- **EXTRACTED INFORMATION**
▬▬▬▬▬▬▬▬▬▬
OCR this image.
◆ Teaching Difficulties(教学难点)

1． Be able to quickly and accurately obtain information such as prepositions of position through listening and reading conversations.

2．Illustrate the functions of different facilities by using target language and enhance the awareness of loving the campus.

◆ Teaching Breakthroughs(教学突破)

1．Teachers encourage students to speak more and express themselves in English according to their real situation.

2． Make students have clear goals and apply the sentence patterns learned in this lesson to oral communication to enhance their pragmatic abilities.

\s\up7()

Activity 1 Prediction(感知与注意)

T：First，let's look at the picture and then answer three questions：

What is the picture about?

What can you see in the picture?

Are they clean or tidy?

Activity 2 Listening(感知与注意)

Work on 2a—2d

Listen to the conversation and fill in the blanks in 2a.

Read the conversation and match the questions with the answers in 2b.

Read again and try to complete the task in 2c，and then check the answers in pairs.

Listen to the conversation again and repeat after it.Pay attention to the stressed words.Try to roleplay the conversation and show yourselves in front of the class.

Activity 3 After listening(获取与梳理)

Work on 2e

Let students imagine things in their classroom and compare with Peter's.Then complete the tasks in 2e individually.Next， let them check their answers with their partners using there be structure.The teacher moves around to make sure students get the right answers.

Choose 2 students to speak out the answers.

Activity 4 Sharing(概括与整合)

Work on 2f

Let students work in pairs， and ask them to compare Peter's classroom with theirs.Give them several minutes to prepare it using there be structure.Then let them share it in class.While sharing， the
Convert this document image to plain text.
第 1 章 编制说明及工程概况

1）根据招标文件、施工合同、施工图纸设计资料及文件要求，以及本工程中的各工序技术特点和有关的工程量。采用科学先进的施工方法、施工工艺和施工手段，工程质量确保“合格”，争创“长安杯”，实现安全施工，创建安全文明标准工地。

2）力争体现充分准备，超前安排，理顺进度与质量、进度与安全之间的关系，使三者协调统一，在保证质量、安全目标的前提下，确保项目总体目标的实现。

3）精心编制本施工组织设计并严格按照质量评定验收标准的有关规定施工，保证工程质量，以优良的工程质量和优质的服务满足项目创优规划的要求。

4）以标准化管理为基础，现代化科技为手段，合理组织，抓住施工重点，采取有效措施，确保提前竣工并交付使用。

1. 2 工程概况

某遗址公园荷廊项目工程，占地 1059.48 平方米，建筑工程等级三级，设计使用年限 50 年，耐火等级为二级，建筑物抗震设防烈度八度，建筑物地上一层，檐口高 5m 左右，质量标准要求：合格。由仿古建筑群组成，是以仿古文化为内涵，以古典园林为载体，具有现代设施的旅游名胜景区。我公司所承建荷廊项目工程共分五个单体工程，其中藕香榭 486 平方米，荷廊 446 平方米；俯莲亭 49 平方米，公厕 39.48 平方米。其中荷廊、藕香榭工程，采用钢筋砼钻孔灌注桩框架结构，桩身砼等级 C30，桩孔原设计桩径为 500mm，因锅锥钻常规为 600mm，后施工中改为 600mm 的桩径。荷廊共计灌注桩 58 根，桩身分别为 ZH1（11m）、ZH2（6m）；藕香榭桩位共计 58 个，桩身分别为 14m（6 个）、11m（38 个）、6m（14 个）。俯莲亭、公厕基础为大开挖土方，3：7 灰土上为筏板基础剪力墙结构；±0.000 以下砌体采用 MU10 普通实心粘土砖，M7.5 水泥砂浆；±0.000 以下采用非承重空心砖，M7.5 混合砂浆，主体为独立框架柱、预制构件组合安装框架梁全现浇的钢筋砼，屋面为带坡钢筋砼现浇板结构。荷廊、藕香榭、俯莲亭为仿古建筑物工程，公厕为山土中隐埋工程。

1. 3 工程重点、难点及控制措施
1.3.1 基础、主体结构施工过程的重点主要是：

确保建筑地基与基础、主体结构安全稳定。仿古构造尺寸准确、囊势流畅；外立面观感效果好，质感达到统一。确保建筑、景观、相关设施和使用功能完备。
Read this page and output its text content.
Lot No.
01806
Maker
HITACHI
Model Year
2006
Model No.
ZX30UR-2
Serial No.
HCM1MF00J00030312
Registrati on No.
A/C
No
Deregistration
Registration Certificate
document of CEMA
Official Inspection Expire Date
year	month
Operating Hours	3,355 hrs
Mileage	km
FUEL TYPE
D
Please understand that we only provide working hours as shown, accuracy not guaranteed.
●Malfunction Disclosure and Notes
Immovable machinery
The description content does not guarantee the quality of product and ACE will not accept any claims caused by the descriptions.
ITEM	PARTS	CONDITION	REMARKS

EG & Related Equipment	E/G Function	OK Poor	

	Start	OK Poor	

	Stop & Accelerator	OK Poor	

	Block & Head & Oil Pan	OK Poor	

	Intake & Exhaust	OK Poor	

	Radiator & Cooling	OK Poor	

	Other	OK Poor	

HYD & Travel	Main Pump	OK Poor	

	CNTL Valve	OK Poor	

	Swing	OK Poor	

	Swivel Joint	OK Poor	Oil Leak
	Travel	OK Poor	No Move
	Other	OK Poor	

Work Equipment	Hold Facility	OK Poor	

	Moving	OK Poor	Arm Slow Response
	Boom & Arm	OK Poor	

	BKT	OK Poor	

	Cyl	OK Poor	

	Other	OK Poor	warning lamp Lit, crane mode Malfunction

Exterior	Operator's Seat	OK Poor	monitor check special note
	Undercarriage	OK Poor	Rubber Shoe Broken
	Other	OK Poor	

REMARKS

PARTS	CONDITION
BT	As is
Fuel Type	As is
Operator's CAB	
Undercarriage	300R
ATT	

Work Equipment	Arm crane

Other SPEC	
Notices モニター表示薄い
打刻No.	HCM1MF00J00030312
▬▬▬▬▬▬▬▬▬▬
- **TASK INSTRUCTIONS**
Track down the lines that include the word "Activity" and copy them.

- **THE OUTPUT**
Activity 1 Prediction(感知与注意)
Activity 2 Listening(感知与注意)
Activity 3 After listening(获取与梳理)
Activity 4 Sharing(概括与整合)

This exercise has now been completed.